### Task instructions
All lines in which the word "ylabel" occurs are to be extracted.

### Data items
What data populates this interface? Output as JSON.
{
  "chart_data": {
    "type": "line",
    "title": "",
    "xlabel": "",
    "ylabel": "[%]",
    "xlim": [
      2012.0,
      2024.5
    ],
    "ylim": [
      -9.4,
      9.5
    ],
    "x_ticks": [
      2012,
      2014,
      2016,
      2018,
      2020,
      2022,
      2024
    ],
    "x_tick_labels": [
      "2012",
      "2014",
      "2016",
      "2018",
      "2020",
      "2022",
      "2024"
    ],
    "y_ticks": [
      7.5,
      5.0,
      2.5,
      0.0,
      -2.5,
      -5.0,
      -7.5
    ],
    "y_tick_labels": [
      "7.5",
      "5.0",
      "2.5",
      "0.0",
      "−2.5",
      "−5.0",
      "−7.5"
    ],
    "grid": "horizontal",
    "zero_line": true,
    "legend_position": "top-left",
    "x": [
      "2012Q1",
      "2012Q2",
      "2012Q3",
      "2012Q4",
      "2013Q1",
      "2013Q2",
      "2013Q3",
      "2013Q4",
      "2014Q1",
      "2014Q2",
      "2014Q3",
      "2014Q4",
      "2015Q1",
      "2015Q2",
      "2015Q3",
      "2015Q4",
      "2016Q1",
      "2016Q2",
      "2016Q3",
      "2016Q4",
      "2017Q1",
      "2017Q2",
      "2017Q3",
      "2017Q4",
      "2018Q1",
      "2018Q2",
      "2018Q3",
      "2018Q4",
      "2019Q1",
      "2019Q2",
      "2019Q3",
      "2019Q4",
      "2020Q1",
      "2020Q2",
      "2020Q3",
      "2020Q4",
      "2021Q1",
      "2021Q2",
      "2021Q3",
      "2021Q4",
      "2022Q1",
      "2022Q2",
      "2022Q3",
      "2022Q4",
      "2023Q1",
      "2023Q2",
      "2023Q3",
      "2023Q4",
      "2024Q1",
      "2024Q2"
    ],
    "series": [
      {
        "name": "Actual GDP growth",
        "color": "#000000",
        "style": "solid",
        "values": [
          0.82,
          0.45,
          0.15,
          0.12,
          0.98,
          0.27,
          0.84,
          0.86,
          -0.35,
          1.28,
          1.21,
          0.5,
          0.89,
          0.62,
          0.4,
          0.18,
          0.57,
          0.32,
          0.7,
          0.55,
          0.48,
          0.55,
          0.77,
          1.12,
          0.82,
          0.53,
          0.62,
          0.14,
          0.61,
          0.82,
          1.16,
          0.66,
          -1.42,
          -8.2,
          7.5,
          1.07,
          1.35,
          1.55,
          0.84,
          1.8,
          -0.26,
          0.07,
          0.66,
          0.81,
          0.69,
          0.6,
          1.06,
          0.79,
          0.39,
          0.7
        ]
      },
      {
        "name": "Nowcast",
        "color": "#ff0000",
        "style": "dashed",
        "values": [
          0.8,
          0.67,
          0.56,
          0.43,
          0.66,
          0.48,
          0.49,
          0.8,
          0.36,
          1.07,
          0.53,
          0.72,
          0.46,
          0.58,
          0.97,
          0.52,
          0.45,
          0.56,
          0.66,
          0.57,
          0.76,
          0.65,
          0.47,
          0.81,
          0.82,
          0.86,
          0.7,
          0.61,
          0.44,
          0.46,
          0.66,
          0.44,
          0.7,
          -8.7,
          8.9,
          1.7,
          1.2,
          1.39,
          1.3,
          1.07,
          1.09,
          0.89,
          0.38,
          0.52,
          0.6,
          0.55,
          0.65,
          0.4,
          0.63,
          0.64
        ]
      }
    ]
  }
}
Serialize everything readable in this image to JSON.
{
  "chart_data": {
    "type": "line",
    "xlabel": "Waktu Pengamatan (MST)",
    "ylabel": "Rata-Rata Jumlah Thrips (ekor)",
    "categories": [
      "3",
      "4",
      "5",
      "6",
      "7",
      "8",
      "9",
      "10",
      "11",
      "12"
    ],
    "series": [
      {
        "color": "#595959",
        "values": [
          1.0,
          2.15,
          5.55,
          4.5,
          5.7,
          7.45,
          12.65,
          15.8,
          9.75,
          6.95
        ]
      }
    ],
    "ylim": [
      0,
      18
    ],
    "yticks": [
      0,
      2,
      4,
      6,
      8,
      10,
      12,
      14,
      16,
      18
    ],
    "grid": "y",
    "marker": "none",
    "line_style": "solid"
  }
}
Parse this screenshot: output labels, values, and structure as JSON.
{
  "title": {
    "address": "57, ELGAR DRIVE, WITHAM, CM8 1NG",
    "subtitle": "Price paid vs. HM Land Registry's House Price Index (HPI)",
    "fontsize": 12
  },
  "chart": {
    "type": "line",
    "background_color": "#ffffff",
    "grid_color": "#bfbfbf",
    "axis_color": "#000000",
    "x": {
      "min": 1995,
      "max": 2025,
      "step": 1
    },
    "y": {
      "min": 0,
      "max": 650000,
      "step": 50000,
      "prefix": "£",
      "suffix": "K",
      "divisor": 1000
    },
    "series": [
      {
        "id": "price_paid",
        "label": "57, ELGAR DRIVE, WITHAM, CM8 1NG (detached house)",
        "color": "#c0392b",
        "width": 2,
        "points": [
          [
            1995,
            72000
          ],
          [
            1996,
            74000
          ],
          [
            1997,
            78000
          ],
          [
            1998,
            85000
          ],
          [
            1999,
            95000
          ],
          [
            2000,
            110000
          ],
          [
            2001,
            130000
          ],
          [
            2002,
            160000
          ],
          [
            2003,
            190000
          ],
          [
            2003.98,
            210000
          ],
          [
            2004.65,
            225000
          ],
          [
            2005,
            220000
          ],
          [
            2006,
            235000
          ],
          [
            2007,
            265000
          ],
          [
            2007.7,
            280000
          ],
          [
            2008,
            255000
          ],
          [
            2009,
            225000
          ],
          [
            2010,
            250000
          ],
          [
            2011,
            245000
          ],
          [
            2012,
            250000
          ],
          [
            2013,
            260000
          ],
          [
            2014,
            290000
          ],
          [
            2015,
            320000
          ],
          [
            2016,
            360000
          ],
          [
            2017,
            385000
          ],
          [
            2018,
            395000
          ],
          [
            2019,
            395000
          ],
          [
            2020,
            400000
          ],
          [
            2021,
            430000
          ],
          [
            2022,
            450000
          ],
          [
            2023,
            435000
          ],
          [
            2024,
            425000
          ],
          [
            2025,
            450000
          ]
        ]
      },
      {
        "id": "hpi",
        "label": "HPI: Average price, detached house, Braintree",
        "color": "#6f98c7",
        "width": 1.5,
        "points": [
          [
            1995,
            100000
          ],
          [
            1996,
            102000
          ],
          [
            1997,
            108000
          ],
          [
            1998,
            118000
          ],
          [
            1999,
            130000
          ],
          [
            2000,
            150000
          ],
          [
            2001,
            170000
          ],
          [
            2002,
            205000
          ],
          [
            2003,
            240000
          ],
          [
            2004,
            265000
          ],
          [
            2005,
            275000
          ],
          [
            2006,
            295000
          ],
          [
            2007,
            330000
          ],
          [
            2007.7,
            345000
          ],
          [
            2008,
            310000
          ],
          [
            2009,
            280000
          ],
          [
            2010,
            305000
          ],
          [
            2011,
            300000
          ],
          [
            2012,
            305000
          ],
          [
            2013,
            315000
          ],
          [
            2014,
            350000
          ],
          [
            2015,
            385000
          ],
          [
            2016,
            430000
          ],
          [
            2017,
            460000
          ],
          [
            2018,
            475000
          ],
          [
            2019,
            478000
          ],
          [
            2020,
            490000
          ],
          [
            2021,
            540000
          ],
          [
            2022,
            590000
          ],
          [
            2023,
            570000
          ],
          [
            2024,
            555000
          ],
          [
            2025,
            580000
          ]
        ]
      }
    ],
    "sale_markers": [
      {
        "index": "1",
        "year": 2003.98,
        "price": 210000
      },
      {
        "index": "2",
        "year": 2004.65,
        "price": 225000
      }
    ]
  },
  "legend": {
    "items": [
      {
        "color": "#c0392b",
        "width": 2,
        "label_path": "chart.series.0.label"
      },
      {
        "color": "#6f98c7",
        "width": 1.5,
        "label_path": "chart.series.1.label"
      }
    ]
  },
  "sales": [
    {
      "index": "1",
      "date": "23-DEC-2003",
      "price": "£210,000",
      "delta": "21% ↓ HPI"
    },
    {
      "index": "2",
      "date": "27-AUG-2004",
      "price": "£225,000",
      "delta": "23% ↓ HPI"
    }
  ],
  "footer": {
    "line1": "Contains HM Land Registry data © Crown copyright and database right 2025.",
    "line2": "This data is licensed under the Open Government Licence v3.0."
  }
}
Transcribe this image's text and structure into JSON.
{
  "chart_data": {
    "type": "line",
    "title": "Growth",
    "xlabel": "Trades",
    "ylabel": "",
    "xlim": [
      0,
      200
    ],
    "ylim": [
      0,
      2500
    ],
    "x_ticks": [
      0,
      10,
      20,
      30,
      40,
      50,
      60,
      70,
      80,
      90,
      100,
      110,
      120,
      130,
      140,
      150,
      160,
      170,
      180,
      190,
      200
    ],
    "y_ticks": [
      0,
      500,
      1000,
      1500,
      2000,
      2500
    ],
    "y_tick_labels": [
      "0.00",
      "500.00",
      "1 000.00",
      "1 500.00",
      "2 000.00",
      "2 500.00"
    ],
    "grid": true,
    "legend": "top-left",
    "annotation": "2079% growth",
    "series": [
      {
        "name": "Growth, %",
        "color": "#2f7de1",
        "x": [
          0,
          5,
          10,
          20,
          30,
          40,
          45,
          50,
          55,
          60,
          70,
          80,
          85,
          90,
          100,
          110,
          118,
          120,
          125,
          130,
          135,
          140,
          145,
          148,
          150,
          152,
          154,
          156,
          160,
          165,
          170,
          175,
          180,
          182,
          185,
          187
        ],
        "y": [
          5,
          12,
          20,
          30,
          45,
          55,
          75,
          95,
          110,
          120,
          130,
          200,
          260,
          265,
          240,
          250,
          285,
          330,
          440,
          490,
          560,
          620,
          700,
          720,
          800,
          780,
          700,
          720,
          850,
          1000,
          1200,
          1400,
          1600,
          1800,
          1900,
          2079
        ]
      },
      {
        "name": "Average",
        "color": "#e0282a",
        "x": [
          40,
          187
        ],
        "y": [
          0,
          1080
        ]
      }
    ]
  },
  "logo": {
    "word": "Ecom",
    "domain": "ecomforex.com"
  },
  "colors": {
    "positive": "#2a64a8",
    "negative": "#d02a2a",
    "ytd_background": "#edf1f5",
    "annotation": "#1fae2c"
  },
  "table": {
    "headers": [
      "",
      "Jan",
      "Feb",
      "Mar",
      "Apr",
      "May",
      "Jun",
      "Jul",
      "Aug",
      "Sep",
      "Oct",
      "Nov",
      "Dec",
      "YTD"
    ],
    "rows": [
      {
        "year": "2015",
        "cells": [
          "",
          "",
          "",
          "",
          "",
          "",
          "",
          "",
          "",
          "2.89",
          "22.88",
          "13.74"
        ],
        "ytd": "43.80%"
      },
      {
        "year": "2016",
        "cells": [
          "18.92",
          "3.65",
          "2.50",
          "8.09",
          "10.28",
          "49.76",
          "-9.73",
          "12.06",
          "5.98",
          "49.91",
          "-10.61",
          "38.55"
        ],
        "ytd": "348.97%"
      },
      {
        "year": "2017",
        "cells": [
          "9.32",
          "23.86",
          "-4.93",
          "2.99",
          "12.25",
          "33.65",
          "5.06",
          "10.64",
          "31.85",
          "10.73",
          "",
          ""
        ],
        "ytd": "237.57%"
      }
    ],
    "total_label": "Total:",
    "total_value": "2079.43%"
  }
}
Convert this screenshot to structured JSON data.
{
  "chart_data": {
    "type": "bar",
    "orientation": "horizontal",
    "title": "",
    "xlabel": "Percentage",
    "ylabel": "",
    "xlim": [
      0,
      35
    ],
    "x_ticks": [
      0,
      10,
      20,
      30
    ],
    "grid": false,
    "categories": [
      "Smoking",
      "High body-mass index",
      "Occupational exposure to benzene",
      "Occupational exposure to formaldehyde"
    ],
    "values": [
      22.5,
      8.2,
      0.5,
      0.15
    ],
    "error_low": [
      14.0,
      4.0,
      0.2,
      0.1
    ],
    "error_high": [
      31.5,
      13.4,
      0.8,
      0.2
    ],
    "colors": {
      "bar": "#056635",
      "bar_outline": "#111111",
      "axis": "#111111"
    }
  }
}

### Full response
    "ylabel": "[%]",
    "ylabel": "Rata-Rata Jumlah Thrips (ekor)",
    "ylabel": "",
    "ylabel": "",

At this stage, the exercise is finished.